EXERCISE INSTRUCTIONS -
Answer these questions from the piperacillin-tazobactam study abstract below.
1. How many subjects took part in the study?
2. After which dose was blood sampled?
3. What continuous-infusion regimen does the conclusion name as a higher-dosage option?

PASSAGE SHOWN -
*** Begin section ***
Pharmacokinetic and pharmacodynamic evaluation of two dosing regimens for piperacillin-tazobactam

Study Objective. To compare the pharmacokinetic and pharmacodynamic profiles of two dosing regimens for piperacillin-tazobactam against commonly encountered pathogens. The regimens compared were piperacillin 4.0 g-tazobactam 0.5 g administered every 8 hours, and piperacillin 3.0 g-tazobactam 0.375 g administered every 6 hours. Design. Multiple-dose, open-label, randomized, crossover study. Setting. Clinical research center at Hartford Hospital. Subjects. Twelve healthy volunteers. Intervention. The two dosing regimens for piperacillin-tazobactam were administered intravenously in crossover design. Blood was sampled after the third dose. Measurements and Main Results. Drug concentrations were determined by a validated high-performance liquid chromatography assay. The percentage of time above minimum inhibitory concentration (%T>MIC) for piperacillin was calculated for a range of MIC values. The maximum concentration (C-max), area under the concentration-time curve (AUC(0-tau)), and total clearance of piperacillin differed significantly between the two study regimens, as did the C-max AUC(0-tau), volume of distribution, and total clearance of tazobactam (p<0.05). The piperacillin 4.0 g-tazobactam 0.5 g regimen provided 40-50% T>MIC for MIC values 8-16 mug/ml; a similar value for the piperacillin 3.0 g-tazobactam 0.375 g regimen was 16-32 mug/ml. Conclusion. Although statistically significant differences in the pharmacodynamic profile were noted for the regimens, both provide adequate T>MIC against commonly encountered pathogens considered susceptible to piperacillin-tazobactam. However, for treatment of Pseudomonas aeruginosa infection, combination therapy or higher-dosage regimens (e.g., piperacillin 3.0 g-tazobactam 0.375 g every 4 hours, piperacillin 4.0 g-tazobactam 0.5 g every 6 hours, or continuous-infusion piperacillin 12 g-tazobactam 1.5 g/day) may be a prudent option when full MIC data are unavailable.
*** End section ***
EXTRACTED DATA -
*** Begin section ***
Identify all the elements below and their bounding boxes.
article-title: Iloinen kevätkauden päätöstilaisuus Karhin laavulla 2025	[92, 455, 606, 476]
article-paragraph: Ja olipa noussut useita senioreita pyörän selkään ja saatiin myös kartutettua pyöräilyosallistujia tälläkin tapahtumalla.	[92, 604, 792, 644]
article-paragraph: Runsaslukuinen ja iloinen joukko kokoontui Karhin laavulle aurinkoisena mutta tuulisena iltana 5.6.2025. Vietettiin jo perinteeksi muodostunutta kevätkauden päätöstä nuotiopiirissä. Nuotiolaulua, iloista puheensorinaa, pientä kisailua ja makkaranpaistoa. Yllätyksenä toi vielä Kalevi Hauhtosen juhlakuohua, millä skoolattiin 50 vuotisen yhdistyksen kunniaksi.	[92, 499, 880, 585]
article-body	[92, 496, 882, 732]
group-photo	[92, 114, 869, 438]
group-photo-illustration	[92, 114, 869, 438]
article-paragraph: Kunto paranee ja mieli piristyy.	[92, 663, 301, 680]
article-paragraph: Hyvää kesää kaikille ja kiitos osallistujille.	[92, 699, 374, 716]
*** End section ***
EXPECTED ANSWER -
1. Twelve healthy volunteers.
2. After the third dose.
3. Continuous-infusion piperacillin 12 g-tazobactam 1.5 g/day.